### SELECTED EXCERPT
##############################

On March 6, 2017, Ways and Means, and shortly after, House Energy and Commerce Committees introduced the American Health Care Act as a replacement to the Affordable Care Act. The Bill modifies the Affordable Care Act (also known as ‘Obamacare’). It does not, in our opinion, repeal it. Many provisions of the ACA are retained, including the following:
- Pre-existing conditions may not disqualify a person from coverage;
- There is no lifetime benefits cap;
- Adult children up to age 26 may stay on a parent’s plan.
Here is an overview of some of the things the Bill does change (recognize, that there is a long way to go before legislation is final).
- It repeals ACA requirement that every individual must buy insurance by reducing to zero the penalties for employer and individual mandates. This means that employers are still obligated to cover employees, but there is no penalty for failure to do so.
- Health insurers must now add a 30% surcharge for people who do not have continuous coverage.
- The new age-adjusted tax credit for individuals has five levels (vs. three) meaning older customers could potentially now be charged five times, rather than three, more than younger customers for insurance premiums. The tax credit subsidy is likewise adjusted ranging from $2,000 for a 20-year-old to $4,000 for those 60 and older.

##############################

### INPUT DATA
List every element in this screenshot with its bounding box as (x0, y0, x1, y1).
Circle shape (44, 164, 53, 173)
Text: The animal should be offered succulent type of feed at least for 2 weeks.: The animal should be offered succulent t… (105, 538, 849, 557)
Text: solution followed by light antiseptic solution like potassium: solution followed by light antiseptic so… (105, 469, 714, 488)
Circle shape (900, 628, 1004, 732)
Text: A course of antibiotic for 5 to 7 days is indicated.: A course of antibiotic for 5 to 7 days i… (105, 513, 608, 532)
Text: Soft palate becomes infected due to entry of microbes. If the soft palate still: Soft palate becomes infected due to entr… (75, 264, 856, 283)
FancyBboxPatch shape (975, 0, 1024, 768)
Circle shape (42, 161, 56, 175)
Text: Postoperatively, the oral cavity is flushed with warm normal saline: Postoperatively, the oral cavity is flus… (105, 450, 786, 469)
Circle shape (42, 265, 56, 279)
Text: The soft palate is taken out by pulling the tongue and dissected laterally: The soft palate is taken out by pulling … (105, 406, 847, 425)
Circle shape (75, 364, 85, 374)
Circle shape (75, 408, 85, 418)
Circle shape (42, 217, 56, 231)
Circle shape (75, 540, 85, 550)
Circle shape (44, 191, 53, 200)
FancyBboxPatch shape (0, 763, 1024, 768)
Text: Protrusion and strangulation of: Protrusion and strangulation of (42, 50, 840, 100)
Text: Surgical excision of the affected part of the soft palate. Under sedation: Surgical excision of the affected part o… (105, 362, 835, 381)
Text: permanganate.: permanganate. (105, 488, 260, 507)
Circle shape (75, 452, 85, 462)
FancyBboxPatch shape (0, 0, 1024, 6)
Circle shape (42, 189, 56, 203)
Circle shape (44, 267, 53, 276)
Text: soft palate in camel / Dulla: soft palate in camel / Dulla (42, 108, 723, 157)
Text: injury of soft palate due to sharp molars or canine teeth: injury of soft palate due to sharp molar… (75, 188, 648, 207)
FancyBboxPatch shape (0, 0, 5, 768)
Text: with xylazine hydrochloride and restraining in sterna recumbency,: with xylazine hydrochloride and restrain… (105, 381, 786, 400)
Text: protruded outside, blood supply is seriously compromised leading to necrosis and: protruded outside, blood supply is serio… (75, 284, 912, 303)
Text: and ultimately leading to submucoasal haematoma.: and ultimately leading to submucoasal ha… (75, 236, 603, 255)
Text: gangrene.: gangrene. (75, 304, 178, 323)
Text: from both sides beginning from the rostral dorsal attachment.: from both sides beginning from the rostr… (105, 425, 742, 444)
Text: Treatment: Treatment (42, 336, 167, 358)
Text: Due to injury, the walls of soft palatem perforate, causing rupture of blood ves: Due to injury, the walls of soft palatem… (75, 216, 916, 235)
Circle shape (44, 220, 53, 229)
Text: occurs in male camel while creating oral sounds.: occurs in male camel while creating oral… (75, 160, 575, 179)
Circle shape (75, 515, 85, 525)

##############################

### EXERCISE INSTRUCTIONS
a. Extract the passage of the American Health Care Act overview that runs from "Here is an overview" up to and including "failure to do so.", copying it word for word.
b. According to the American Health Care Act overview, what surcharge must health insurers add for people who lack continuous coverage?
Work only from the American Health Care Act overview, not from the records.

### ANSWERS BY TASK
a.
Here is an overview of some of the things the Bill does change (recognize, that there is a long way to go before legislation is final).
- It repeals ACA requirement that every individual must buy insurance by reducing to zero the penalties for employer and individual mandates. This means that employers are still obligated to cover employees, but there is no penalty for failure to do so.

b. A 30% surcharge.